►

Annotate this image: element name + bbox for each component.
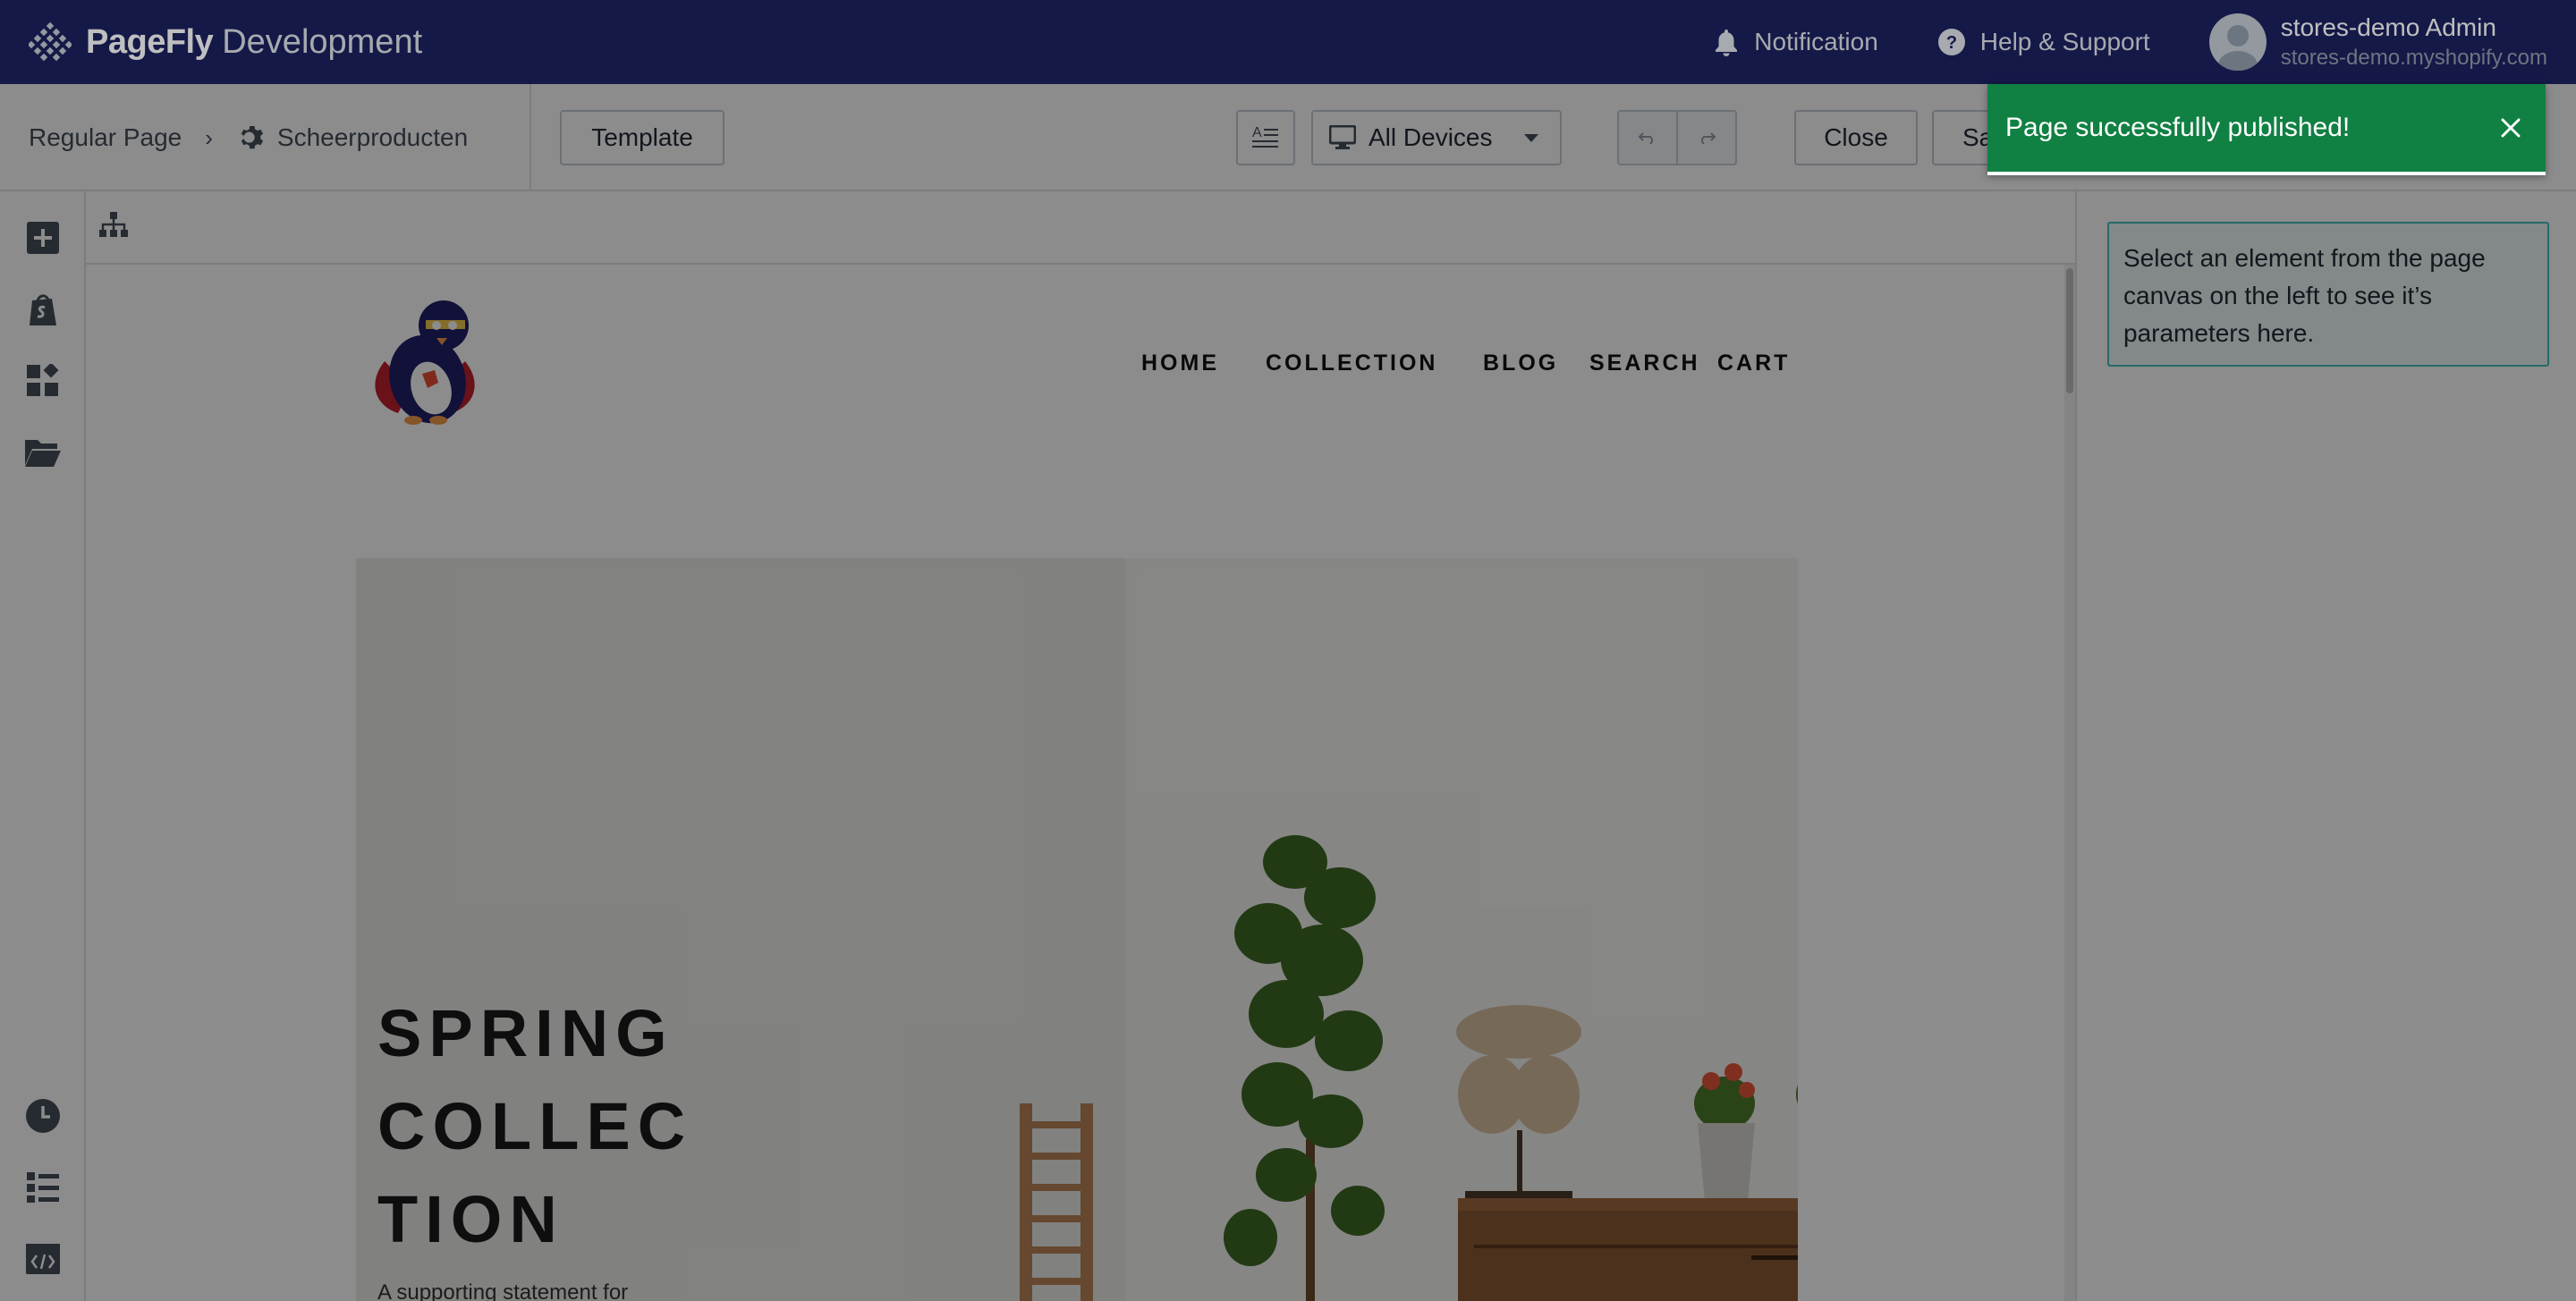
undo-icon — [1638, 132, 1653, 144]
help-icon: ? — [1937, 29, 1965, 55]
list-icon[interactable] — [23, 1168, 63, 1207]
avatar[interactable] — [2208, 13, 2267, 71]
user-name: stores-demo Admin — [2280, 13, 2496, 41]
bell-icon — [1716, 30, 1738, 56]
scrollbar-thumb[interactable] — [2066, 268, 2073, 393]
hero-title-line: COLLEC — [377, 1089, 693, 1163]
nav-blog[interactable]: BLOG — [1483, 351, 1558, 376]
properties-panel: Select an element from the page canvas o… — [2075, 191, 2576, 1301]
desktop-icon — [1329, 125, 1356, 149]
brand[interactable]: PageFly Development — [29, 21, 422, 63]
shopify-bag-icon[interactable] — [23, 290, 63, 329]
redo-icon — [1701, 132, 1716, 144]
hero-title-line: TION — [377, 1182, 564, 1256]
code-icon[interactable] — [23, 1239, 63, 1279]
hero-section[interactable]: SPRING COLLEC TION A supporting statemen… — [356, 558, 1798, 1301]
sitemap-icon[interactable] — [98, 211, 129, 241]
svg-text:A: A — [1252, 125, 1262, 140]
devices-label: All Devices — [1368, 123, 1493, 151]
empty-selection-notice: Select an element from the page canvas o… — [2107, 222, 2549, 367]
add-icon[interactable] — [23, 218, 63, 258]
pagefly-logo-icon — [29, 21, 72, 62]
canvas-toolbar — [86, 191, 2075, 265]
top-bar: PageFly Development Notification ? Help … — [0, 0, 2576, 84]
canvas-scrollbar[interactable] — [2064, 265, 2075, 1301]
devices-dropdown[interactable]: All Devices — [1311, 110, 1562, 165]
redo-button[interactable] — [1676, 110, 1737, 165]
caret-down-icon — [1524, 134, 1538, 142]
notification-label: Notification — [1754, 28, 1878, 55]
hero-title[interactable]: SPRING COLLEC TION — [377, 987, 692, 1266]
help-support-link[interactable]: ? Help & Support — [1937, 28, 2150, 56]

◄

Rewrite every line of the listing above as a numbered list, skipping blank lines. Leave out the picture.

1. Annotate this image: element name + bbox for each component.
2. undo-icon — [1638, 132, 1653, 144]
3. help-icon: ? — [1937, 29, 1965, 55]
4. list-icon[interactable] — [23, 1168, 63, 1207]
5. avatar[interactable] — [2208, 13, 2267, 71]
6. user-name: stores-demo Admin — [2280, 13, 2496, 41]
7. bell-icon — [1716, 30, 1738, 56]
8. scrollbar-thumb[interactable] — [2066, 268, 2073, 393]
9. hero-title-line: COLLEC — [377, 1089, 693, 1163]
10. nav-blog[interactable]: BLOG — [1483, 351, 1558, 376]
11. properties-panel: Select an element from the page canvas o… — [2075, 191, 2576, 1301]
12. desktop-icon — [1329, 125, 1356, 149]
13. brand[interactable]: PageFly Development — [29, 21, 422, 63]
14. shopify-bag-icon[interactable] — [23, 290, 63, 329]
15. redo-icon — [1701, 132, 1716, 144]
16. hero-title-line: TION — [377, 1182, 564, 1256]
17. code-icon[interactable] — [23, 1239, 63, 1279]
18. hero-section[interactable]: SPRING COLLEC TION A supporting statemen… — [356, 558, 1798, 1301]
19. sitemap-icon[interactable] — [98, 211, 129, 241]
20. svg-text:A: A — [1252, 125, 1262, 140]
21. devices-label: All Devices — [1368, 123, 1493, 151]
22. empty-selection-notice: Select an element from the page canvas o… — [2107, 222, 2549, 367]
23. add-icon[interactable] — [23, 218, 63, 258]
24. pagefly-logo-icon — [29, 21, 72, 62]
25. canvas-toolbar — [86, 191, 2075, 265]
26. top-bar: PageFly Development Notification ? Help … — [0, 0, 2576, 84]
27. canvas-scrollbar[interactable] — [2064, 265, 2075, 1301]
28. devices-dropdown[interactable]: All Devices — [1311, 110, 1562, 165]
29. redo-button[interactable] — [1676, 110, 1737, 165]
30. caret-down-icon — [1524, 134, 1538, 142]
31. notification-label: Notification — [1754, 28, 1878, 55]
32. hero-title[interactable]: SPRING COLLEC TION — [377, 987, 692, 1266]
33. help-support-link[interactable]: ? Help & Support — [1937, 28, 2150, 56]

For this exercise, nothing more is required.